(Extracts from a graphics dataset)
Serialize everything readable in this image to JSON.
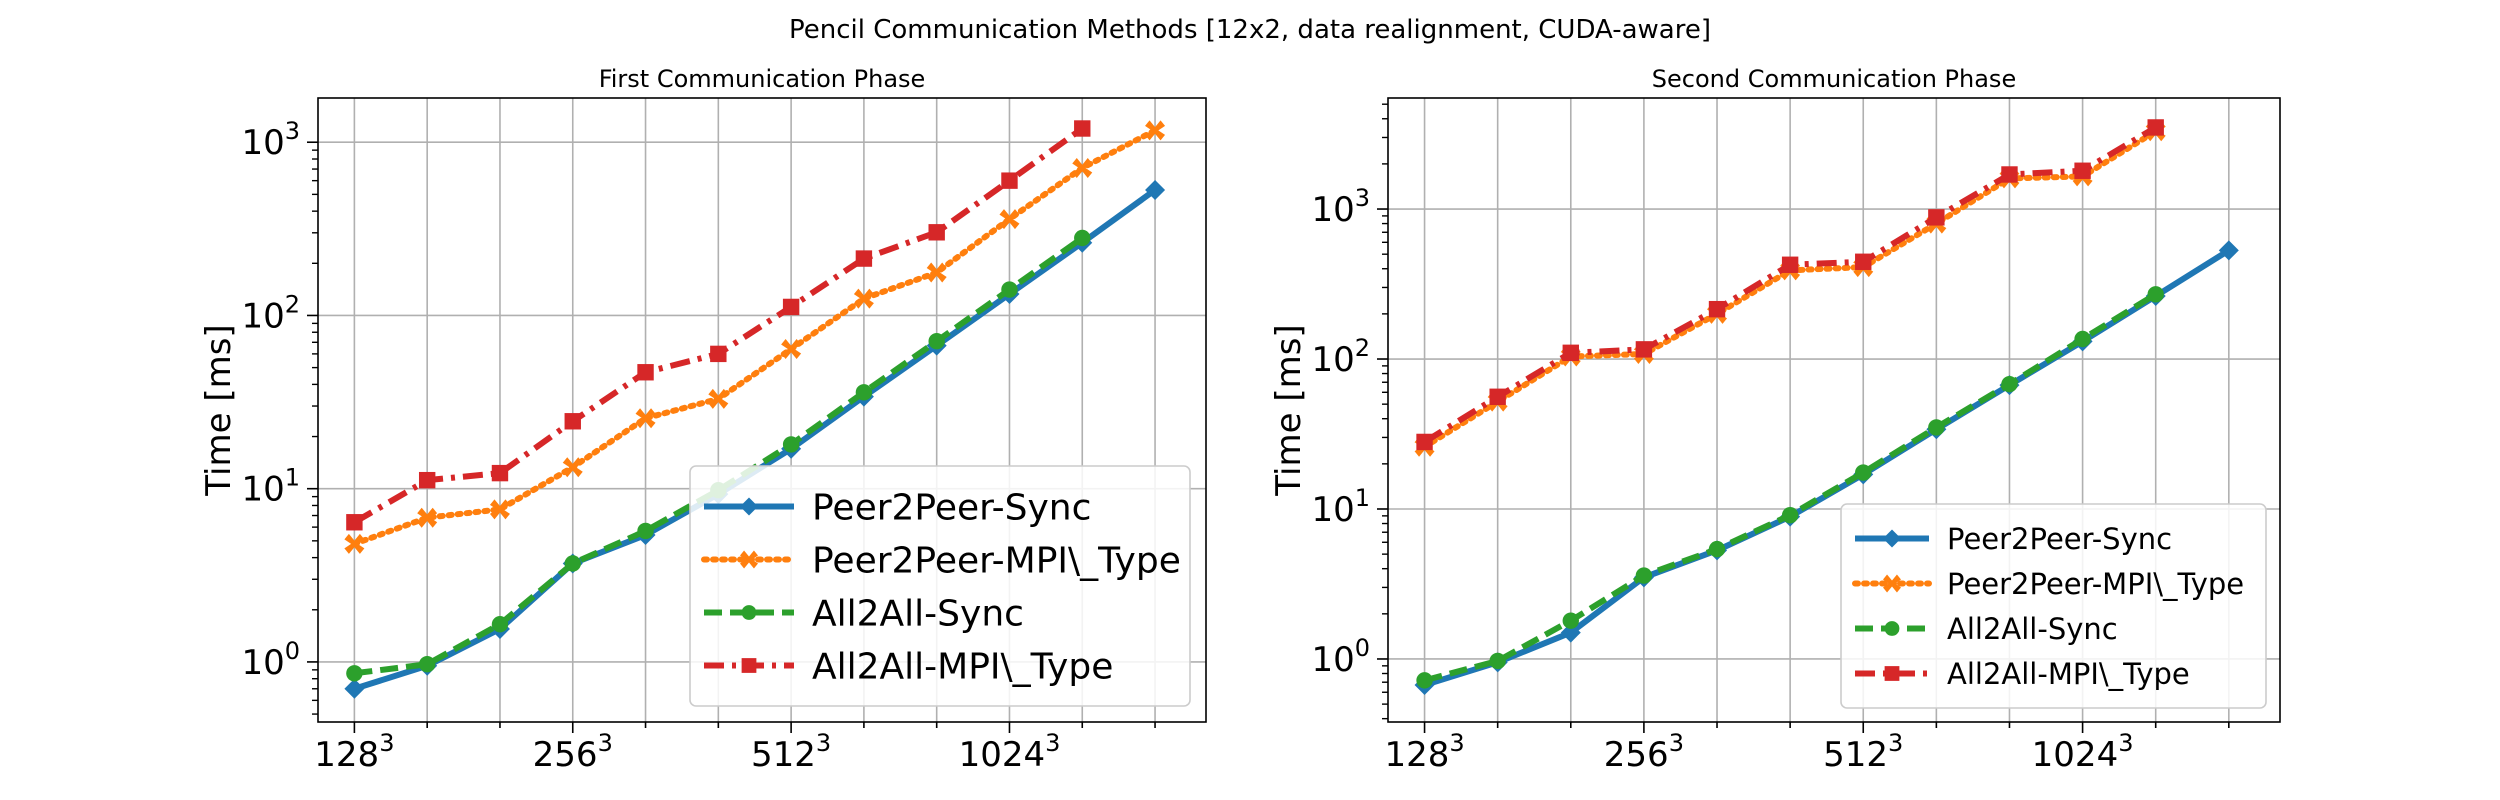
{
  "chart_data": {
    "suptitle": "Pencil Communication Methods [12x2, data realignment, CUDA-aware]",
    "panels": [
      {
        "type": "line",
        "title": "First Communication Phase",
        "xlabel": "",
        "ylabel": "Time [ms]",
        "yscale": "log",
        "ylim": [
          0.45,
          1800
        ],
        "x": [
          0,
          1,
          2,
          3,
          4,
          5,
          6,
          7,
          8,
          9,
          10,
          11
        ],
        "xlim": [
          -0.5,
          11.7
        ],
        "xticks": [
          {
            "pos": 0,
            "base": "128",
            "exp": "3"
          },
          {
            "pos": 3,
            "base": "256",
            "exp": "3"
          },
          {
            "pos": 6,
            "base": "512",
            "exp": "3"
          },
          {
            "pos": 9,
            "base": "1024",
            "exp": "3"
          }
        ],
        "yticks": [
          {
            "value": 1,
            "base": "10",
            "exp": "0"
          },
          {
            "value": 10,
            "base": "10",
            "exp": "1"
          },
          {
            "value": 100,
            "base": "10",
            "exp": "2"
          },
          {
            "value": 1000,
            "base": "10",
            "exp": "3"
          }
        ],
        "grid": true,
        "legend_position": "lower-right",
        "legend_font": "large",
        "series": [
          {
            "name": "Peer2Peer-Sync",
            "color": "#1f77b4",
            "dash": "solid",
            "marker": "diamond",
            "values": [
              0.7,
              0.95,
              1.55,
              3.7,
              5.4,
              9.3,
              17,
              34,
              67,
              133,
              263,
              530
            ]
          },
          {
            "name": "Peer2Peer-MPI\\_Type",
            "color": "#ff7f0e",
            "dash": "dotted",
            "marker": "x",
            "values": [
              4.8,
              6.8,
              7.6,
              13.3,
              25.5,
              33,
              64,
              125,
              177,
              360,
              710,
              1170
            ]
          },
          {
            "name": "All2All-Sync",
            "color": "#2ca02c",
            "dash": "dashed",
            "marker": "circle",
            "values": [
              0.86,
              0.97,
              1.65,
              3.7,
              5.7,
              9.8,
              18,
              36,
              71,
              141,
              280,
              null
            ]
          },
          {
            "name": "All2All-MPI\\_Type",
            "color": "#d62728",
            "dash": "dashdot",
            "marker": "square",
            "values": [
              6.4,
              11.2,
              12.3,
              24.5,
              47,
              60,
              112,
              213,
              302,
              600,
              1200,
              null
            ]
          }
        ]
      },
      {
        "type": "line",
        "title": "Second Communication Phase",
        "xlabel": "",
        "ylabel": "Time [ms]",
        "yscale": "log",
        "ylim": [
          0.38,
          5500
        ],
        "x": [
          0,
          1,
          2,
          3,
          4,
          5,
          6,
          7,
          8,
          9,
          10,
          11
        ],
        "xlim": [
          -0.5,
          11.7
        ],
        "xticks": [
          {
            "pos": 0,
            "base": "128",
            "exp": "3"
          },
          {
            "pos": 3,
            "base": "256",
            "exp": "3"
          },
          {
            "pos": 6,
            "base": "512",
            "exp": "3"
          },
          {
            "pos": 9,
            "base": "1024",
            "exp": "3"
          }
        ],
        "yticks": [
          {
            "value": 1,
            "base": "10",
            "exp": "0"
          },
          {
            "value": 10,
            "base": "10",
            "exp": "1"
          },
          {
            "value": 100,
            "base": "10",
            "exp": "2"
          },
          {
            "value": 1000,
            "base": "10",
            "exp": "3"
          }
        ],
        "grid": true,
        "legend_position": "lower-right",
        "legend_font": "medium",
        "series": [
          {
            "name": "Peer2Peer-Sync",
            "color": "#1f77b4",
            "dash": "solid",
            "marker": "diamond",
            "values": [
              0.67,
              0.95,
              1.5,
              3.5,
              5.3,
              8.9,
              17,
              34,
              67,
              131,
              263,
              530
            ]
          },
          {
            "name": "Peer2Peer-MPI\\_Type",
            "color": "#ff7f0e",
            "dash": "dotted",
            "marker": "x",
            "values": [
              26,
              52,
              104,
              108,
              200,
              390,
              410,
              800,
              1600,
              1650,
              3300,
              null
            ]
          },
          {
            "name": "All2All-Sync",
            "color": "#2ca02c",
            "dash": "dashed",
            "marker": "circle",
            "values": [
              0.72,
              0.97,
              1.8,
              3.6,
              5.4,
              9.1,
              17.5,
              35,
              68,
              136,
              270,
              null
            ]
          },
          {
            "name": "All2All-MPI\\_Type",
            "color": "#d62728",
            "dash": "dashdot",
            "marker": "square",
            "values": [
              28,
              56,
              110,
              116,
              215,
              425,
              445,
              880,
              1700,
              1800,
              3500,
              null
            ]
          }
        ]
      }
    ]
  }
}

= THE EXERCISE =
Write out every line above exactly as it is, leaving out the pictures.

= SOLUTION TO THE PROBLEM =
Serialize everything readable in this image to JSON.
{
  "chart_data": {
    "suptitle": "Pencil Communication Methods [12x2, data realignment, CUDA-aware]",
    "panels": [
      {
        "type": "line",
        "title": "First Communication Phase",
        "xlabel": "",
        "ylabel": "Time [ms]",
        "yscale": "log",
        "ylim": [
          0.45,
          1800
        ],
        "x": [
          0,
          1,
          2,
          3,
          4,
          5,
          6,
          7,
          8,
          9,
          10,
          11
        ],
        "xlim": [
          -0.5,
          11.7
        ],
        "xticks": [
          {
            "pos": 0,
            "base": "128",
            "exp": "3"
          },
          {
            "pos": 3,
            "base": "256",
            "exp": "3"
          },
          {
            "pos": 6,
            "base": "512",
            "exp": "3"
          },
          {
            "pos": 9,
            "base": "1024",
            "exp": "3"
          }
        ],
        "yticks": [
          {
            "value": 1,
            "base": "10",
            "exp": "0"
          },
          {
            "value": 10,
            "base": "10",
            "exp": "1"
          },
          {
            "value": 100,
            "base": "10",
            "exp": "2"
          },
          {
            "value": 1000,
            "base": "10",
            "exp": "3"
          }
        ],
        "grid": true,
        "legend_position": "lower-right",
        "legend_font": "large",
        "series": [
          {
            "name": "Peer2Peer-Sync",
            "color": "#1f77b4",
            "dash": "solid",
            "marker": "diamond",
            "values": [
              0.7,
              0.95,
              1.55,
              3.7,
              5.4,
              9.3,
              17,
              34,
              67,
              133,
              263,
              530
            ]
          },
          {
            "name": "Peer2Peer-MPI\\_Type",
            "color": "#ff7f0e",
            "dash": "dotted",
            "marker": "x",
            "values": [
              4.8,
              6.8,
              7.6,
              13.3,
              25.5,
              33,
              64,
              125,
              177,
              360,
              710,
              1170
            ]
          },
          {
            "name": "All2All-Sync",
            "color": "#2ca02c",
            "dash": "dashed",
            "marker": "circle",
            "values": [
              0.86,
              0.97,
              1.65,
              3.7,
              5.7,
              9.8,
              18,
              36,
              71,
              141,
              280,
              null
            ]
          },
          {
            "name": "All2All-MPI\\_Type",
            "color": "#d62728",
            "dash": "dashdot",
            "marker": "square",
            "values": [
              6.4,
              11.2,
              12.3,
              24.5,
              47,
              60,
              112,
              213,
              302,
              600,
              1200,
              null
            ]
          }
        ]
      },
      {
        "type": "line",
        "title": "Second Communication Phase",
        "xlabel": "",
        "ylabel": "Time [ms]",
        "yscale": "log",
        "ylim": [
          0.38,
          5500
        ],
        "x": [
          0,
          1,
          2,
          3,
          4,
          5,
          6,
          7,
          8,
          9,
          10,
          11
        ],
        "xlim": [
          -0.5,
          11.7
        ],
        "xticks": [
          {
            "pos": 0,
            "base": "128",
            "exp": "3"
          },
          {
            "pos": 3,
            "base": "256",
            "exp": "3"
          },
          {
            "pos": 6,
            "base": "512",
            "exp": "3"
          },
          {
            "pos": 9,
            "base": "1024",
            "exp": "3"
          }
        ],
        "yticks": [
          {
            "value": 1,
            "base": "10",
            "exp": "0"
          },
          {
            "value": 10,
            "base": "10",
            "exp": "1"
          },
          {
            "value": 100,
            "base": "10",
            "exp": "2"
          },
          {
            "value": 1000,
            "base": "10",
            "exp": "3"
          }
        ],
        "grid": true,
        "legend_position": "lower-right",
        "legend_font": "medium",
        "series": [
          {
            "name": "Peer2Peer-Sync",
            "color": "#1f77b4",
            "dash": "solid",
            "marker": "diamond",
            "values": [
              0.67,
              0.95,
              1.5,
              3.5,
              5.3,
              8.9,
              17,
              34,
              67,
              131,
              263,
              530
            ]
          },
          {
            "name": "Peer2Peer-MPI\\_Type",
            "color": "#ff7f0e",
            "dash": "dotted",
            "marker": "x",
            "values": [
              26,
              52,
              104,
              108,
              200,
              390,
              410,
              800,
              1600,
              1650,
              3300,
              null
            ]
          },
          {
            "name": "All2All-Sync",
            "color": "#2ca02c",
            "dash": "dashed",
            "marker": "circle",
            "values": [
              0.72,
              0.97,
              1.8,
              3.6,
              5.4,
              9.1,
              17.5,
              35,
              68,
              136,
              270,
              null
            ]
          },
          {
            "name": "All2All-MPI\\_Type",
            "color": "#d62728",
            "dash": "dashdot",
            "marker": "square",
            "values": [
              28,
              56,
              110,
              116,
              215,
              425,
              445,
              880,
              1700,
              1800,
              3500,
              null
            ]
          }
        ]
      }
    ]
  }
}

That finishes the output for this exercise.